▶ Your task
Report only the number of lines holding "Degrees".

▶ Dataset rows
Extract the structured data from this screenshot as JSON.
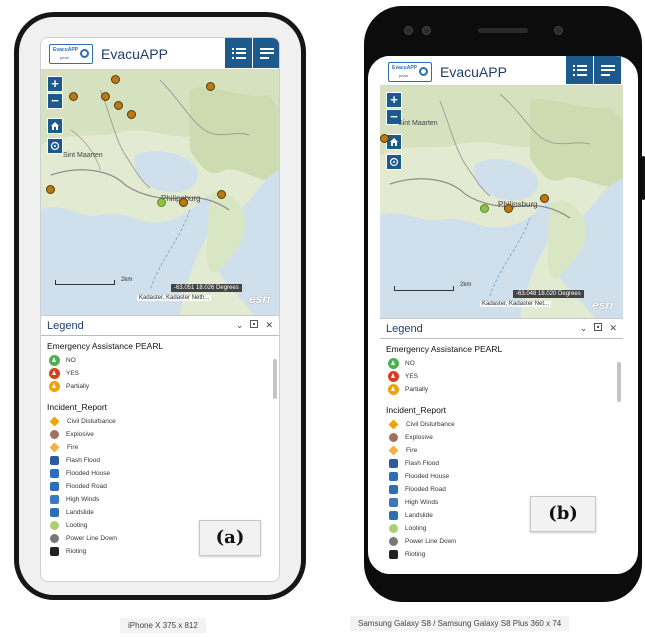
{
  "app": {
    "title": "EvacuAPP",
    "logo_text": "EvacuAPP",
    "logo_sub": "pearl"
  },
  "map": {
    "places": [
      "Sint Maarten",
      "Philipsburg"
    ],
    "scale_label": "2km",
    "coords_a": "-63.051 18.026 Degrees",
    "coords_b": "-63.048 18.020 Degrees",
    "attribution_a": "Kadaster, Kadaster Neth...",
    "attribution_b": "Kadaster, Kadaster Net...",
    "esri": "esri"
  },
  "legend": {
    "title": "Legend",
    "layer1_title": "Emergency Assistance PEARL",
    "layer1_items": [
      {
        "label": "NO",
        "color": "#4caf50"
      },
      {
        "label": "YES",
        "color": "#d2401e"
      },
      {
        "label": "Partially",
        "color": "#f0a20a"
      }
    ],
    "layer2_title": "Incident_Report",
    "layer2_items": [
      {
        "label": "Civil Disturbance",
        "icon": "diamond-orange-icon",
        "color": "#f0a20a"
      },
      {
        "label": "Explosive",
        "icon": "explosive-icon",
        "color": "#a07060"
      },
      {
        "label": "Fire",
        "icon": "fire-diamond-icon",
        "color": "#f4b040"
      },
      {
        "label": "Flash Flood",
        "icon": "flash-flood-icon",
        "color": "#2c5aa0"
      },
      {
        "label": "Flooded House",
        "icon": "flooded-house-icon",
        "color": "#2c6fb7"
      },
      {
        "label": "Flooded Road",
        "icon": "flooded-road-icon",
        "color": "#2c6fb7"
      },
      {
        "label": "High Winds",
        "icon": "flag-icon",
        "color": "#3a78c0"
      },
      {
        "label": "Landslide",
        "icon": "landslide-icon",
        "color": "#2c6fb7"
      },
      {
        "label": "Looting",
        "icon": "looting-icon",
        "color": "#a8d070"
      },
      {
        "label": "Power Line Down",
        "icon": "power-line-icon",
        "color": "#777777"
      },
      {
        "label": "Rioting",
        "icon": "rioting-icon",
        "color": "#222222"
      }
    ]
  },
  "captions": {
    "a": "(a)",
    "b": "(b)"
  },
  "devices": {
    "a": "iPhone X 375 x 812",
    "b": "Samsung Galaxy S8 / Samsung Galaxy S8 Plus 360 x 74"
  }
}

▶ The solution
2